Source records:
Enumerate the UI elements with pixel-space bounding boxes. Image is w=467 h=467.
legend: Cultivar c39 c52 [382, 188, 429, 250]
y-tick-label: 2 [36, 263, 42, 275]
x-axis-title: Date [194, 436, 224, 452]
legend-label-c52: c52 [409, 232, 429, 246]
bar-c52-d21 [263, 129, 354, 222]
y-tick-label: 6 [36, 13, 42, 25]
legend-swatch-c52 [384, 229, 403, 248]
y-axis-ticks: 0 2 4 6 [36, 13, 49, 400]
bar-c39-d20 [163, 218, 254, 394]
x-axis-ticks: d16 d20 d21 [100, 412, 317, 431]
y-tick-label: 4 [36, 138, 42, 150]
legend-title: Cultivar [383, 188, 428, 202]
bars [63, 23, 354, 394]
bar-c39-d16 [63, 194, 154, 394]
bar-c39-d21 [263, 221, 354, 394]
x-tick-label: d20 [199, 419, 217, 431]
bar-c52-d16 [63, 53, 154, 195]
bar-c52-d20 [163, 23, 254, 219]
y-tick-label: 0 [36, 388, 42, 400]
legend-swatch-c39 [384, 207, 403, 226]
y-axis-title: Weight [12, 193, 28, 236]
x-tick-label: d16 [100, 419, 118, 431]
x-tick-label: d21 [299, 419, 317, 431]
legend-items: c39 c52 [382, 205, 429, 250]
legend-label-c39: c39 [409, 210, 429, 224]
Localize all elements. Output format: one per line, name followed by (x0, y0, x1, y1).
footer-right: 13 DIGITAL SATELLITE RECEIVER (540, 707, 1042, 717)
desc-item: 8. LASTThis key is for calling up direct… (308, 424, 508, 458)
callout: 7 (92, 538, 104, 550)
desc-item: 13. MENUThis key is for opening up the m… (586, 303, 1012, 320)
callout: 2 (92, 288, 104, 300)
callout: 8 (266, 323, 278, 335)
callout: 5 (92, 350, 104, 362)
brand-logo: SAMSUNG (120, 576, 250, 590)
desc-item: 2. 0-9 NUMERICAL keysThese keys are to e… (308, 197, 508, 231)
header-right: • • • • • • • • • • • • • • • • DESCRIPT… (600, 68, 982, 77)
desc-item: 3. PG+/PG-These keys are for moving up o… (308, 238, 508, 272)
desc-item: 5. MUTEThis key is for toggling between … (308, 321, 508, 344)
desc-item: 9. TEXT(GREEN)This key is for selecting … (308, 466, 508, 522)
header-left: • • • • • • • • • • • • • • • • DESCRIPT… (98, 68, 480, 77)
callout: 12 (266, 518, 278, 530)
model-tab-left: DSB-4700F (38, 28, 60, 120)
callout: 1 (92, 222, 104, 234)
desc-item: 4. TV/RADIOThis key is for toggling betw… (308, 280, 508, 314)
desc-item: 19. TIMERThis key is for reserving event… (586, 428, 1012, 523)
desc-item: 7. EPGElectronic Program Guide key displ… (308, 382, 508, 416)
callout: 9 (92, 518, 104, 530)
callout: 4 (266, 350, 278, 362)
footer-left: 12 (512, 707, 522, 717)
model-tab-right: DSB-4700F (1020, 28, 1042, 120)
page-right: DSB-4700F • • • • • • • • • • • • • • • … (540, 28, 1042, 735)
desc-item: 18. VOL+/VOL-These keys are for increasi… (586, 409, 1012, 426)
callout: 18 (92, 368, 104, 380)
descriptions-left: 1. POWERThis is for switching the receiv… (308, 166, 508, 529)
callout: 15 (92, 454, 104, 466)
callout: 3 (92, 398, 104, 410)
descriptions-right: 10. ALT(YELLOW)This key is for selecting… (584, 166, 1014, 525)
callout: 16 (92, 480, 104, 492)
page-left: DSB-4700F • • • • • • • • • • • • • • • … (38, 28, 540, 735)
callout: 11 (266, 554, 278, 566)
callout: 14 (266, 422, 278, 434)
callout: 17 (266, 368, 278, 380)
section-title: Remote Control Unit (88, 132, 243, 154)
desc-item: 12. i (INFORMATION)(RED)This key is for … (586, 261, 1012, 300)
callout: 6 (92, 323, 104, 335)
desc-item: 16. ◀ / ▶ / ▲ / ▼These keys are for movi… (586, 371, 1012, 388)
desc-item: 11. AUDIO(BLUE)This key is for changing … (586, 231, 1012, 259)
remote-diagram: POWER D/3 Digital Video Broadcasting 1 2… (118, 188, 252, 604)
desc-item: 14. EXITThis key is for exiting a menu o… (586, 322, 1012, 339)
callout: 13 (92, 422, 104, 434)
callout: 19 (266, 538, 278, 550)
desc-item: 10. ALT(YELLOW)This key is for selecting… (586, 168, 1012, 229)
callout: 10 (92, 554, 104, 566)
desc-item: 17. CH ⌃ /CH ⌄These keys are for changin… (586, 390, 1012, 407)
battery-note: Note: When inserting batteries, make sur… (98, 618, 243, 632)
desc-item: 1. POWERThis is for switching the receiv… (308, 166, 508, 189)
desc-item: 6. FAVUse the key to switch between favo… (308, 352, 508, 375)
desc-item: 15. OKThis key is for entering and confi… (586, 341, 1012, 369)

What to do: Reproduce verbatim every line from the first one at the top through the line containing "y-tick-label: 0 [36, 388, 42, 400]", including that line.

The response:
Enumerate the UI elements with pixel-space bounding boxes. Image is w=467 h=467.
legend: Cultivar c39 c52 [382, 188, 429, 250]
y-tick-label: 2 [36, 263, 42, 275]
x-axis-title: Date [194, 436, 224, 452]
legend-label-c52: c52 [409, 232, 429, 246]
bar-c52-d21 [263, 129, 354, 222]
y-tick-label: 6 [36, 13, 42, 25]
legend-swatch-c52 [384, 229, 403, 248]
y-axis-ticks: 0 2 4 6 [36, 13, 49, 400]
bar-c39-d20 [163, 218, 254, 394]
x-axis-ticks: d16 d20 d21 [100, 412, 317, 431]
y-tick-label: 4 [36, 138, 42, 150]
legend-title: Cultivar [383, 188, 428, 202]
bars [63, 23, 354, 394]
bar-c39-d16 [63, 194, 154, 394]
bar-c39-d21 [263, 221, 354, 394]
x-tick-label: d20 [199, 419, 217, 431]
bar-c52-d16 [63, 53, 154, 195]
bar-c52-d20 [163, 23, 254, 219]
y-tick-label: 0 [36, 388, 42, 400]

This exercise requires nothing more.